> Text for analysis:
Segment Open
The 2017 repeat title closed out a perfect season with a 53-point victory, placing five athletes in the top 40. The victory was the lowest score (74) at the NCAA Championships since 2014, and the Lumberjacks became the first repeat champions since 2013–14. Director of cross country and track and field Mike Smith earned the Bill Dellinger Award as National Men's Coach of the Year, and also picked up both the Big Sky's Men's and Women's Coach of the Year awards. In track and field, Smith was named the US Track & Field and Cross Country Coaches Association (USTFCCCA) Mountain Region Women's Indoor Coach of the Year in 2017 and 2018.

=== Women's team ===
The women's team was national runner up at the NCAA Division I Cross Country Championship in 2023 by one point, behind North Carolina State.

== Notable athletes ==
=== Women's individual national championships (2) ===

| Year | Athlete | Time |
|---|---|---|
| 1986 | Angela Chalmers | 16:55.49 |
| 2005 | Johanna Nilsson | 19:33.9 |

Olympians

| Athlete | Olympics | Event | Place |
| Angela Chalmers | 1988 | 1500m | 17th (h) |
| 3000m | 14th |
| 1992 | 1500m | 14th (h) |
| 3000m | 3rd |
| Lopez Lomong | 2008 | 1500m | SF1 12th |
| 2012 | 5000m | 10th |
| David McNeill | 2016 | 10,000m | 16th |
| 2020 | 5000m | H1 8th |
| Luis Grijalva | 2020 | 5000m | 12th |
| 2024 | 5000m | H2 16th |
| George Beamish | 2024 | Steeplechase | H3 7th |
| Abdihamid Nur | 2024 | 5000m | H2 19th |
| Nico Young | 2024 | 10,000m | 12th |

== National championships ==

=== Men's team national championships (6) ===

| Association | Division | Sport | Year | Runner up | Score |
| NCAA | Division I | Cross Country | 2016 | Stanford | 125–158 |
| 2017 | Portland | 74–127 |
| 2018 | BYU | 83–116 |
| 2020 | Notre Dame | 60–87 |
| 2021 | Iowa State | 92–137 |
| 2022 | Oklahoma State | 83–83* 3-2 tiebreak |

Men's championship results

| Year | Coach | Place | Points |
| 2023 | Mike Smith | 2nd | 71 |
| 2022 | 1st | 83 |
| 2021 | 1st | 92 |
| 2020 | 1st | 60 |
| 2019 | 2nd | 163 |
| 2018 | 1st | 82 |
| 2017 | 1st | 74 |
| 2016 | Eric Heins | 1st | 125 |
| 2014 | 4th | 188 |
| 2013 | 2nd | 169 |
| 2012 | 4th | 191 |
| 2011 | 14th | 374 |
| 2010 | 9th | 217 |
| 2009 | 4th | 190 |
| 2008 | 6th | 281 |
| 2007 | 4th | 190 |
| 2004 | John Hayes | 24th | 521 |
| 2003 | Ron Mann | 3rd | 190 |
| 2002 | 7th | 247 |
| 2001 | 4th | 193 |
| 2000 | 7th-Tie | 269 |
| 1999 | 12th | 370 |
| 1998 | 7th | 295 |
| 1996 | 12th | 328 |
| 1995 | 2nd | 142 |
| 1994 | 4th | 181 |
| 1991 | 19th | 368 |
| 1990 | 19th | 421 |
| 1988 | 2nd | 160 |
| 1987 | 8th | 264 |
| 1986 | 10th | 269 |
| 1984 | 17th | 357 |
| 1971 | Dr. Leo Haberlack | 9th | 294 |

Women's championship results

| Year | Coach | Place | Points |
| 2023 | Mike Smith | 2nd | 124 |
| 2022 | 6th | 257 |
| 2021 | 23rd | 532 |
| 2020 | 11th | 318 |
| 2019 | 14th | 406 |
| 2008 | Eric Heins | 23rd | 536 |
| 2007 | 7th | 357 |
| 2005 | John Hayes | 12th | 388 |
| 2003 | Ron Mann | 15th | 407 |
| 2002 | 10th | 333 |
| 2001 | 12th | 367 |
| 1999 | 11th | 381 |
| 1998 | 17th | 423 |
| 1996 | 10th | 261 |
| 1992 | 9th | 267 |
| 1991 | 3rd | 184 |
| 1990 | 14th | 317 |
| 1989 | 13th | 293 |
| 1988 | 14th | 291 |
| 1987 | 11th | 226 |

== Rivals ==
When Mike Smith became head coach in 2016, NAU became a national cross country powerhouse, developing a rivalry with the other nationally ranked leader, the BYU Cougars. NAU defeated BYU in the 2018 Championship, and the following year BYU defeated NAU in the 2019 Championship. The rivalry has been considered as "the best in a long time" and "the greatest in NCAA cross country history."
Segment Closed
> Task instructions:
#1 Answer these questions from the text on NAU cross country, one line each, marked the same way.
(a) What award did Mike Smith earn as National Men's Coach of the Year?
(b) Which school finished ahead of the women's team at the 2023 NCAA Division I Cross Country Championship, and by how many points?
(c) Which team defeated NAU in the 2019 Championship?
#2 Carry on the text about NAU cross country from its final sentence, keeping the same tone.

> Raw data:
Segment Open
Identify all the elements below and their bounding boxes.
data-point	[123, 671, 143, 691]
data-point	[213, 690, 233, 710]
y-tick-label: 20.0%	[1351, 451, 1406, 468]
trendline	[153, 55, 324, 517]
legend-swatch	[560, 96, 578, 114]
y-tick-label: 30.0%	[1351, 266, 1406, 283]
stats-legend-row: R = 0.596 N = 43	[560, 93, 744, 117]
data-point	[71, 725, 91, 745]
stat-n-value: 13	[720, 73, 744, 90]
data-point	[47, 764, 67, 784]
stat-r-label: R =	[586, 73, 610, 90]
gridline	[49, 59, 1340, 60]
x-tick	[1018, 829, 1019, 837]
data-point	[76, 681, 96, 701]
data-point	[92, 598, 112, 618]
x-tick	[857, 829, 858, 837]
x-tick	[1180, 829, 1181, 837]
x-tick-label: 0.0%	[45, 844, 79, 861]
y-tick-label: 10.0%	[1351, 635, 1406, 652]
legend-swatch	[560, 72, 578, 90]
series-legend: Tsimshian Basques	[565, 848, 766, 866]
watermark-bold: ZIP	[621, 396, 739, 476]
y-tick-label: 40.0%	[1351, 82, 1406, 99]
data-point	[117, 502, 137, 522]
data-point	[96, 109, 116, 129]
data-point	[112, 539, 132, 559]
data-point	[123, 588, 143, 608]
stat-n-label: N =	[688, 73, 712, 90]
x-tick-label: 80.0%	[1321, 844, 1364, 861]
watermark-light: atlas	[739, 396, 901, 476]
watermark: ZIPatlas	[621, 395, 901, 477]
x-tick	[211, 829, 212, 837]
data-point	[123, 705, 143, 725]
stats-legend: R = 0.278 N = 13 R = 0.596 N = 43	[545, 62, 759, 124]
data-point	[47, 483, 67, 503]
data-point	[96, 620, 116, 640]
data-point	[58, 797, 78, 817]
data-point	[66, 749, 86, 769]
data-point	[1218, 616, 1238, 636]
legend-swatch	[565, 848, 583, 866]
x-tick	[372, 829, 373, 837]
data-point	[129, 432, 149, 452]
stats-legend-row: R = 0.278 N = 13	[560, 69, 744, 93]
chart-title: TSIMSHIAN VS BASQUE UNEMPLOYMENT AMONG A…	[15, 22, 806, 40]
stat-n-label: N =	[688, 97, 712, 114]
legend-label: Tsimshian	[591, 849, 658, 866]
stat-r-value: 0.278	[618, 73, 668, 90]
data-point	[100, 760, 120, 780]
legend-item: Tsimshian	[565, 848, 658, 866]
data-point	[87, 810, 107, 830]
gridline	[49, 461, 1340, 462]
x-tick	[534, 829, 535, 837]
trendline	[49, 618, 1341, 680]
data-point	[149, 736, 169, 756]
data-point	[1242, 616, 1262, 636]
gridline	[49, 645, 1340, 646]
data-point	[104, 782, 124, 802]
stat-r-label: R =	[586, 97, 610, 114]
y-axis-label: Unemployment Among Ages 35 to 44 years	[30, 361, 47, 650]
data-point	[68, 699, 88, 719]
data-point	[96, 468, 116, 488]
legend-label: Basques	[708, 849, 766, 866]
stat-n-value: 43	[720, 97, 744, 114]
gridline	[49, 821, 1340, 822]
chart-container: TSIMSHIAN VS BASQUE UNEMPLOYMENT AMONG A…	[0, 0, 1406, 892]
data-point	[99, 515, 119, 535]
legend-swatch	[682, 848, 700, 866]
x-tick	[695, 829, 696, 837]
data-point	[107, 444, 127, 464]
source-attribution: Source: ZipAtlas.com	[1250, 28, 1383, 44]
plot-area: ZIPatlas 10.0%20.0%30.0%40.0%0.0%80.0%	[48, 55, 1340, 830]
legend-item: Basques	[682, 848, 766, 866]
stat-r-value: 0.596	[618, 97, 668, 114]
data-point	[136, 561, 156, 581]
Segment Closed
> Responses:
#1
(a) The Bill Dellinger Award.
(b) North Carolina State, by one point.
(c) The BYU Cougars.

#2
== Media ==
The team was exclusively featured in the FloTrack documentary The Program: Northern Arizona, which followed them in their championship 2016 season. The team was featured in the five-part docuseries NAU: Running With The Boys, which followed them throughout their 2019 season.

In 2023, former NAU runner Matt Baxter published Running Up the Mountain. The book chronicles the start of the Lumberjacks men's cross country dynasty as well as the team's connection to the Flagstaff community.